> **Requirement**
Of all the lines in the material, how many contain the word "teams"? State the number alone.

> **Material provided**
..........

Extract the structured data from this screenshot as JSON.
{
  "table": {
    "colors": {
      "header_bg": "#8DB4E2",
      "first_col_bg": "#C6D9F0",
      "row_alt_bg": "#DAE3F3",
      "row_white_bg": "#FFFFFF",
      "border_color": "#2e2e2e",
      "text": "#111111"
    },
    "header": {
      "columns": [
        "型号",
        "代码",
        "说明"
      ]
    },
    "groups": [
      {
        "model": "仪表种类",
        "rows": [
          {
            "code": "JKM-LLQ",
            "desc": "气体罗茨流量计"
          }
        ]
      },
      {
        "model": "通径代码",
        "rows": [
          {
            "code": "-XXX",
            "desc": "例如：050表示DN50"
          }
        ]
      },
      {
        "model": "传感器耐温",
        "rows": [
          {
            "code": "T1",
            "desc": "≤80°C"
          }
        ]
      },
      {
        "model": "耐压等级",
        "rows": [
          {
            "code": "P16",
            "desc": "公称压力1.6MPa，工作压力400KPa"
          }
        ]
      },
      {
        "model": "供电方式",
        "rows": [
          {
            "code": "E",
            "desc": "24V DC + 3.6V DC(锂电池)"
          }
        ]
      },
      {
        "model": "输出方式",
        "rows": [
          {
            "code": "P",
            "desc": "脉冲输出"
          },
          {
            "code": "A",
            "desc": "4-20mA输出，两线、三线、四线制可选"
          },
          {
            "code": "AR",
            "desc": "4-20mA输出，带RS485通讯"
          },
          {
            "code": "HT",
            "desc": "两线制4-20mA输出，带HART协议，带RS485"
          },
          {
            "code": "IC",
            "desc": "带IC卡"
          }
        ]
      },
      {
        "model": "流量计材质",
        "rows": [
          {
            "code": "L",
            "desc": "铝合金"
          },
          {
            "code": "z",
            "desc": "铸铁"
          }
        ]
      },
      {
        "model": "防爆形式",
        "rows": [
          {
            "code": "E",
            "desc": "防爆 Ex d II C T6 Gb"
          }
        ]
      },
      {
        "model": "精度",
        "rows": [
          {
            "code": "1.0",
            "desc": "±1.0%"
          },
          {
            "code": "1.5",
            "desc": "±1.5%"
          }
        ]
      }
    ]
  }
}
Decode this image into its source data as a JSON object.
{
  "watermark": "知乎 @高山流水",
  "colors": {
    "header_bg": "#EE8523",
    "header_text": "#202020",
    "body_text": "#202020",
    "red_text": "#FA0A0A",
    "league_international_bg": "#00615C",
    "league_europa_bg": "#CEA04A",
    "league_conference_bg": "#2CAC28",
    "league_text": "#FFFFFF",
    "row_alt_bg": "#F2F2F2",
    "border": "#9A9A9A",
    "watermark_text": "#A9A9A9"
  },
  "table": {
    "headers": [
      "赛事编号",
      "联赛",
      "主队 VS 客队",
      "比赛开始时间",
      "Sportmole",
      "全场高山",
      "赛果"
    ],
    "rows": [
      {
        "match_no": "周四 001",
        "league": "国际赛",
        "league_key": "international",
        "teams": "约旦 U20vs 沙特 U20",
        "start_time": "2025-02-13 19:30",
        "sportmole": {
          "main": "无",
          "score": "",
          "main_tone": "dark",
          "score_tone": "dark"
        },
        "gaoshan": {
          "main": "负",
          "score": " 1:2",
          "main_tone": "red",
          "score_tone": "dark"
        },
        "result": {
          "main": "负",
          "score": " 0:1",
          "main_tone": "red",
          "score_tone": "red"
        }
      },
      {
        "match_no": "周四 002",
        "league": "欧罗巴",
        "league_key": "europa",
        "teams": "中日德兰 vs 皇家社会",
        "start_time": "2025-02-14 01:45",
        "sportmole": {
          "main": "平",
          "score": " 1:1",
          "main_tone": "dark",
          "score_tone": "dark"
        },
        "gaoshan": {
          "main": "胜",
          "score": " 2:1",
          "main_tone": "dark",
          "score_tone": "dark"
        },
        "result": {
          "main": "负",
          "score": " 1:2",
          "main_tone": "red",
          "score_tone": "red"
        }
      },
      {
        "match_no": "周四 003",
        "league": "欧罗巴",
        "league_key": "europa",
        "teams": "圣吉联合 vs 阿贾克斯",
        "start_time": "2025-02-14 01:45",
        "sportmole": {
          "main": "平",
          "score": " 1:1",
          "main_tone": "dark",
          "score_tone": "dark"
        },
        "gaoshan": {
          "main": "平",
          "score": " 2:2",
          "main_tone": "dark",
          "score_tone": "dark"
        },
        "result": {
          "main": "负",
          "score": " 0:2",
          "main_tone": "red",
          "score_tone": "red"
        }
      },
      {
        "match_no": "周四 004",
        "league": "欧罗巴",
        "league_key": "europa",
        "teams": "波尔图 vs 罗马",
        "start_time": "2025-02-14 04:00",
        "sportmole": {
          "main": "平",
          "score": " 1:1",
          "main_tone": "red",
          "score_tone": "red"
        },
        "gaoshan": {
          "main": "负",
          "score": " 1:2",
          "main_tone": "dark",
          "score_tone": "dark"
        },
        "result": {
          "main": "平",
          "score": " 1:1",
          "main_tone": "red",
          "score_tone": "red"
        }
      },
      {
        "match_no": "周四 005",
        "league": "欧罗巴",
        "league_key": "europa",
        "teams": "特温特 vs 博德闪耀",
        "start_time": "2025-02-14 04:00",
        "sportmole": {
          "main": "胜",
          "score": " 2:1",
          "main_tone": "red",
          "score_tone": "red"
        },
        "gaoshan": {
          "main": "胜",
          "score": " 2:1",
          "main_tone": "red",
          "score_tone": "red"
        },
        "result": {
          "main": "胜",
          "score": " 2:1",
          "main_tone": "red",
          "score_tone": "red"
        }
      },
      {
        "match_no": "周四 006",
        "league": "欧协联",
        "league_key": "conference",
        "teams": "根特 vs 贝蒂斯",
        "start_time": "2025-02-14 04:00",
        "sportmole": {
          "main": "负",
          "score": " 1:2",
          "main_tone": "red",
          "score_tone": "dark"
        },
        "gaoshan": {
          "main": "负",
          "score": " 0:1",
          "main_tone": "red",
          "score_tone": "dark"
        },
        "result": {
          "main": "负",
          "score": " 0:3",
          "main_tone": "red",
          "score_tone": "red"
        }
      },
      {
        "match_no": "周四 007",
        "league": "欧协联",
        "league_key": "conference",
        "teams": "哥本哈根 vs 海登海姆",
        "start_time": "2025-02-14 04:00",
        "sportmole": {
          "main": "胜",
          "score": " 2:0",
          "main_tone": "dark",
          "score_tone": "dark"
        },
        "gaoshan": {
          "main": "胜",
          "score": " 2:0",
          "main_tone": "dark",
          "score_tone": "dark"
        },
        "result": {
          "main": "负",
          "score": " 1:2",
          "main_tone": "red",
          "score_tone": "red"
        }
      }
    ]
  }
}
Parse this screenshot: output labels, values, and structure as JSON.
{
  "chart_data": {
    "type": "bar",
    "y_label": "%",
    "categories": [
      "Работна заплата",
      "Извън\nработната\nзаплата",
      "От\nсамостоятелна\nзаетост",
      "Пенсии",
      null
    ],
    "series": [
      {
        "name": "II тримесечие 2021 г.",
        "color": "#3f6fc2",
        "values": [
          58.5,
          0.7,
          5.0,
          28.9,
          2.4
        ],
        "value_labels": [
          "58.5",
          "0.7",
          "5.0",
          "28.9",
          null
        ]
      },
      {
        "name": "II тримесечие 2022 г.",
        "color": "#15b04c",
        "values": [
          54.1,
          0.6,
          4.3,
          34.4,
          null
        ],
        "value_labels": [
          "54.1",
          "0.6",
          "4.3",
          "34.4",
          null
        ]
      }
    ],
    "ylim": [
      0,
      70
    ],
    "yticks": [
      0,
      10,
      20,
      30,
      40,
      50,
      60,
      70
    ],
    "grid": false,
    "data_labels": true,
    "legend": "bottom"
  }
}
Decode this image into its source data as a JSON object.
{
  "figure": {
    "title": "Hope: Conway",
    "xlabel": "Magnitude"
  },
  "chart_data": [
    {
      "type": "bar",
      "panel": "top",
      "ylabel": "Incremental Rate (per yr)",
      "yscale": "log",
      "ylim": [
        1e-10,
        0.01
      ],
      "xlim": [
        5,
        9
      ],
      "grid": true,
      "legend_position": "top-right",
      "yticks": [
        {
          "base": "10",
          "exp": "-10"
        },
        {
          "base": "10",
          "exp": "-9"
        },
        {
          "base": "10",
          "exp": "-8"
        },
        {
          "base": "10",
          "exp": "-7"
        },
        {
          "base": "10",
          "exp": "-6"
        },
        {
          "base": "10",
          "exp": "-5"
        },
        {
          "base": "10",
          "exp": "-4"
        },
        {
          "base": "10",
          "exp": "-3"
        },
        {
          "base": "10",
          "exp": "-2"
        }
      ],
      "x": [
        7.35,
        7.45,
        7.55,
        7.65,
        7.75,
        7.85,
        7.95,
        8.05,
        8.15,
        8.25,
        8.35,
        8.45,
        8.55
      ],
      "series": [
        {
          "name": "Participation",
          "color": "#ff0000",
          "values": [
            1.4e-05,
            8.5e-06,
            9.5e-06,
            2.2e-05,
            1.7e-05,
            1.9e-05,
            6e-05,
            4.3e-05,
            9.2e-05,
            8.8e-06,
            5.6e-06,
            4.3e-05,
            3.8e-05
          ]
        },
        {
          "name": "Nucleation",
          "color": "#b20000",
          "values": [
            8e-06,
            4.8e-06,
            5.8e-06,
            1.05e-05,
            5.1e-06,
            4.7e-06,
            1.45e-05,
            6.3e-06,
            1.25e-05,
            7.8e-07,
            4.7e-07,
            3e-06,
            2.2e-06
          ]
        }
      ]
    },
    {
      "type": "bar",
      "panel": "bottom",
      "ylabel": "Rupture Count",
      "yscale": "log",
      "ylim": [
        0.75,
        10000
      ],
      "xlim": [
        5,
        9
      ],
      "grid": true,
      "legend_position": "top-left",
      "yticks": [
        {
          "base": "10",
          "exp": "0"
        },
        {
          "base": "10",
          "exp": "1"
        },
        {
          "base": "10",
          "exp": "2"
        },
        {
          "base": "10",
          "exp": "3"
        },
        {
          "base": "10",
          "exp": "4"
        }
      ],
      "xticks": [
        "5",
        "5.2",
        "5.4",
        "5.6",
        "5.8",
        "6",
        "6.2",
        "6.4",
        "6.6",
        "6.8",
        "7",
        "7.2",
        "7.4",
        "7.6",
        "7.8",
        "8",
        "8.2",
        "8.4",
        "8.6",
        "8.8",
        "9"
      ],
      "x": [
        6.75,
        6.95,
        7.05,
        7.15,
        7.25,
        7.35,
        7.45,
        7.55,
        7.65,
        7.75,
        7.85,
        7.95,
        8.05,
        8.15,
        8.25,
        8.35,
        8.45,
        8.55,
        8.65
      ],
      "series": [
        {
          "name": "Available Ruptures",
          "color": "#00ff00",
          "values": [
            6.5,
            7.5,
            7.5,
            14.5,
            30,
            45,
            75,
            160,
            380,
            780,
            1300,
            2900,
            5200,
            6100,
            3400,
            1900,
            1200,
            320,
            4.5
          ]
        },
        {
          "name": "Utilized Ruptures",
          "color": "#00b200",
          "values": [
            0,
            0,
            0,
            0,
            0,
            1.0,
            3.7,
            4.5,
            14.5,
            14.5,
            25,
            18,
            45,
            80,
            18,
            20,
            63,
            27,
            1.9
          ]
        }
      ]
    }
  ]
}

..........

> **Complete answer**
7